What the task requires:
Isolate every line in the records below with "icon" in it.

· · · · ·

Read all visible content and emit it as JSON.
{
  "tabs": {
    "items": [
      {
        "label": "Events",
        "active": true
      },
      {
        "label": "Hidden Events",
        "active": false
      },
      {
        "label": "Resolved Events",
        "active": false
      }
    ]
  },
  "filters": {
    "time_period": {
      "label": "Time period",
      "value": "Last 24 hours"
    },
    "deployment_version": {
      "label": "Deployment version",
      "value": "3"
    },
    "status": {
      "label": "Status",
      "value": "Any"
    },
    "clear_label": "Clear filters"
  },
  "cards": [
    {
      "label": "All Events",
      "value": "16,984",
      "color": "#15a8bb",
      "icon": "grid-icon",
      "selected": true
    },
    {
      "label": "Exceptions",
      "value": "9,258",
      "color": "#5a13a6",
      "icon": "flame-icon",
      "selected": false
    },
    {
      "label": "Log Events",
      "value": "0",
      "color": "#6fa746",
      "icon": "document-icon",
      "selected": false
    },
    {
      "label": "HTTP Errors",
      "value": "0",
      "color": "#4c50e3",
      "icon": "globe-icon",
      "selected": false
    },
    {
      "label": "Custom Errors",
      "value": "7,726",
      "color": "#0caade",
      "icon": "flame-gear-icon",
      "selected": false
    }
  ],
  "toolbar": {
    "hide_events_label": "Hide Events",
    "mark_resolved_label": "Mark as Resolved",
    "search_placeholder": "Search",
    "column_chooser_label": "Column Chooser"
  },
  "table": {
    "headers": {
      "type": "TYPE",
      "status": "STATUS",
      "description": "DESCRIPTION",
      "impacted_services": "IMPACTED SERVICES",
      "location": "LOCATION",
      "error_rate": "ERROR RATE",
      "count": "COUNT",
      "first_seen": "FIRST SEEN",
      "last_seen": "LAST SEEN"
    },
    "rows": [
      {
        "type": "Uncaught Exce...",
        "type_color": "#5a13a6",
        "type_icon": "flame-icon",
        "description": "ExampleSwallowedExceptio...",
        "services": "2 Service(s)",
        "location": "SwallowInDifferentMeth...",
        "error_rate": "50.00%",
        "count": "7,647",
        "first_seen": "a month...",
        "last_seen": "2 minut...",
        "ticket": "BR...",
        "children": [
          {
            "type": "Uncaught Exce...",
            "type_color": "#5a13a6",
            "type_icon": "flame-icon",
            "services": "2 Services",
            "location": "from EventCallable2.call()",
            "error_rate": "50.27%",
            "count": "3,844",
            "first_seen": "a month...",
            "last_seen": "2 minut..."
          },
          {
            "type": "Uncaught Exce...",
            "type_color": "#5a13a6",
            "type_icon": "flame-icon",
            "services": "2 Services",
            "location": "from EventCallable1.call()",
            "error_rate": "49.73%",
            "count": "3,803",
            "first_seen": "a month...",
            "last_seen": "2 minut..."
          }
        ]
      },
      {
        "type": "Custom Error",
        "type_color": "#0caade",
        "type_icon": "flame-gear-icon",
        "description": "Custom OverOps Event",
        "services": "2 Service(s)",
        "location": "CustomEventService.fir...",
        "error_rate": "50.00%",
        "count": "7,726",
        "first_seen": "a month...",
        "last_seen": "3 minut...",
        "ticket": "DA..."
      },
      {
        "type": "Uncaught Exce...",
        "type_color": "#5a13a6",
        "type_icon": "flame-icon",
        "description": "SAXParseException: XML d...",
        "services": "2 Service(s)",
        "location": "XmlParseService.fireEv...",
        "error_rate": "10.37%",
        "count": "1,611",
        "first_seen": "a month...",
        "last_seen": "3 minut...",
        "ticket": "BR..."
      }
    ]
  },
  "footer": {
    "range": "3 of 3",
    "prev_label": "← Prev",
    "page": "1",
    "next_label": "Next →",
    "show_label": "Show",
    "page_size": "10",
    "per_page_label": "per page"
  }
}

· · · · ·

Task answer:
      "icon": "grid-icon",
      "icon": "flame-icon",
      "icon": "document-icon",
      "icon": "globe-icon",
      "icon": "flame-gear-icon",
        "type_icon": "flame-icon",
            "type_icon": "flame-icon",
            "type_icon": "flame-icon",
        "type_icon": "flame-gear-icon",
        "type_icon": "flame-icon",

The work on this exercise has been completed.